_Aim of the exercise_: Your task is to locate every line holding the string "formate" and to copy each of them.

_Listing_:
"""

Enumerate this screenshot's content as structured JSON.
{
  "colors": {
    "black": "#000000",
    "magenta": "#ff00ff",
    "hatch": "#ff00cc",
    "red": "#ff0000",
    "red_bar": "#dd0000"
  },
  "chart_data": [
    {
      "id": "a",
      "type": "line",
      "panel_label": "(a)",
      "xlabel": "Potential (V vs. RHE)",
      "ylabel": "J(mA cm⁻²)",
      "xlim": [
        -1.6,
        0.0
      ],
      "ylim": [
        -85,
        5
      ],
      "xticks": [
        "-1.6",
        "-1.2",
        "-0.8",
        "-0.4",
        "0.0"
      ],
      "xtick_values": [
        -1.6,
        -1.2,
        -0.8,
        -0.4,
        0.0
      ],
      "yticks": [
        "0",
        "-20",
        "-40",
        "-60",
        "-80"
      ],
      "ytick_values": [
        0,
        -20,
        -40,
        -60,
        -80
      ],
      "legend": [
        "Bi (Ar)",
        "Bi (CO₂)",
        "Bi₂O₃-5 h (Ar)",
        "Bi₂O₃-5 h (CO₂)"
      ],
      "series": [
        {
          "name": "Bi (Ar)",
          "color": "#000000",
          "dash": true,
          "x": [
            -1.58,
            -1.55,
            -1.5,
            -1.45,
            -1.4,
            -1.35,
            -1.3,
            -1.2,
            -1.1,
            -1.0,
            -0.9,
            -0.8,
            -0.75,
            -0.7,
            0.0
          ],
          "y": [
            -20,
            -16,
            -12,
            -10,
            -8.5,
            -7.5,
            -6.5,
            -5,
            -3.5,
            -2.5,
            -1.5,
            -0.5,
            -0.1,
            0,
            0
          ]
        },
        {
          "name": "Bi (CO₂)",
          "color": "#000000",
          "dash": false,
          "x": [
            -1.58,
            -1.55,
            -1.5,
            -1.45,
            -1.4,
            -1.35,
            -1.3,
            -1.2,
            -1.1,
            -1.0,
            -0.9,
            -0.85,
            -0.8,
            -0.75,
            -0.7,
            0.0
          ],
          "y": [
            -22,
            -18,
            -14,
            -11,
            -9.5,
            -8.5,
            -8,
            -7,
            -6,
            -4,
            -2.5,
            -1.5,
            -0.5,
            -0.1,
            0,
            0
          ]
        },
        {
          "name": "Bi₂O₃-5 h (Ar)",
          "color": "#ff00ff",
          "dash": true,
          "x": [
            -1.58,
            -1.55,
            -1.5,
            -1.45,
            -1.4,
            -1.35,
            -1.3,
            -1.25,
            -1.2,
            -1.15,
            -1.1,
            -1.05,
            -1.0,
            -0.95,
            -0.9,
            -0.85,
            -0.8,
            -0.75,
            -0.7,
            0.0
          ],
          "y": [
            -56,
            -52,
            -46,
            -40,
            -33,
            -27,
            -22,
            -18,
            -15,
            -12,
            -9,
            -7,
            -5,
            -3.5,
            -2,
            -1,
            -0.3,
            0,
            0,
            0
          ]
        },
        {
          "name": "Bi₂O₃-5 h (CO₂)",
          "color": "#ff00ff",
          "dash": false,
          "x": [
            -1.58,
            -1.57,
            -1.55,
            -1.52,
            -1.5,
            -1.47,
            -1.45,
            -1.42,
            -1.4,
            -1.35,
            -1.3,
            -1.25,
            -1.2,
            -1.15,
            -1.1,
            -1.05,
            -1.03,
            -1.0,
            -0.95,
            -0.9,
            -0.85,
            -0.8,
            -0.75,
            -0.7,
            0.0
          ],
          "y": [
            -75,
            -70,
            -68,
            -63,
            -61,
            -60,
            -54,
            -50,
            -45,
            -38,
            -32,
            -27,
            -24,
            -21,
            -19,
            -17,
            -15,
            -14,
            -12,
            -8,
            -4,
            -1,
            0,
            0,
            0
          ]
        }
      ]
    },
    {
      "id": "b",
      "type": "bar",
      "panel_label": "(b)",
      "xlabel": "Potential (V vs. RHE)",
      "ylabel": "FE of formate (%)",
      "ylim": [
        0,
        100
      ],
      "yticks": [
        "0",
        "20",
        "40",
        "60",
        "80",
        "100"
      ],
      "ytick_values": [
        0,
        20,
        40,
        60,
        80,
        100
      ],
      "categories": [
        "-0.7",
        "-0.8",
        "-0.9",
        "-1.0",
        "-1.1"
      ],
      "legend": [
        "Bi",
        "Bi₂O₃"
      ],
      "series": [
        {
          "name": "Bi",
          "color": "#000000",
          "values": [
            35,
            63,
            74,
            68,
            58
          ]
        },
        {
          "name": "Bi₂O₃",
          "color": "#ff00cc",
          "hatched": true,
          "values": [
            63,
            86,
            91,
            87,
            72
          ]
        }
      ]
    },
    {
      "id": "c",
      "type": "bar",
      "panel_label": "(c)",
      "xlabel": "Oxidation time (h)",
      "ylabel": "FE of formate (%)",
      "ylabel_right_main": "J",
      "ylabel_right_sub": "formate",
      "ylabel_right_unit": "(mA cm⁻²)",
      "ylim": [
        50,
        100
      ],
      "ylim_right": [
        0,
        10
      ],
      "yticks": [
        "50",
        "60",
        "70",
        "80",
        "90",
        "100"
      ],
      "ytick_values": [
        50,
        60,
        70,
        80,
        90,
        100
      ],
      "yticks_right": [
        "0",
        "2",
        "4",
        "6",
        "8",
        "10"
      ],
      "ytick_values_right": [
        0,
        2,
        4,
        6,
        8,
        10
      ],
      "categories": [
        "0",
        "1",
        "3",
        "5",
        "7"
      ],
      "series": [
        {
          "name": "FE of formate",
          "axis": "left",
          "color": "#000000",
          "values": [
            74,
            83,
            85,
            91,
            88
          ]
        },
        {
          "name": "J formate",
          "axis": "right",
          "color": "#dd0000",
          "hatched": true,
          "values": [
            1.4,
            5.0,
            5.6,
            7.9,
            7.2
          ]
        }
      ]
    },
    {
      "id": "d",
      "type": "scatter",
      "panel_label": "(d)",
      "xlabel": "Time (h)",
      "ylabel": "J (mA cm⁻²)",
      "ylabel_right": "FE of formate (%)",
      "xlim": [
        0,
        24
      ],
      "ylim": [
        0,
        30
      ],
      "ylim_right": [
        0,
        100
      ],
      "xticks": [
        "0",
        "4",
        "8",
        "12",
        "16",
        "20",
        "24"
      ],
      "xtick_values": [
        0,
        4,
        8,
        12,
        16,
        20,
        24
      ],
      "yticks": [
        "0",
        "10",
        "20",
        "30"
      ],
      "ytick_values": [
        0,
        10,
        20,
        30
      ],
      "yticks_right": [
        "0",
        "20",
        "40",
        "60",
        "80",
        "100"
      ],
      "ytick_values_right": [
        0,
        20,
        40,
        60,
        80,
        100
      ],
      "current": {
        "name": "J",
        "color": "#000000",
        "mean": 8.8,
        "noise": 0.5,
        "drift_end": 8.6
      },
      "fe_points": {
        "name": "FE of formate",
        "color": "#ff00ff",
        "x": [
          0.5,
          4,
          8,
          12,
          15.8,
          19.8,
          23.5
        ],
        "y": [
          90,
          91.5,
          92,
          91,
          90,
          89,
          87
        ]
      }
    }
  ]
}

"""

_Result of this exercise_:
      "ylabel": "FE of formate (%)",
      "ylabel": "FE of formate (%)",
      "ylabel_right_sub": "formate",
          "name": "FE of formate",
          "name": "J formate",
      "ylabel_right": "FE of formate (%)",
        "name": "FE of formate",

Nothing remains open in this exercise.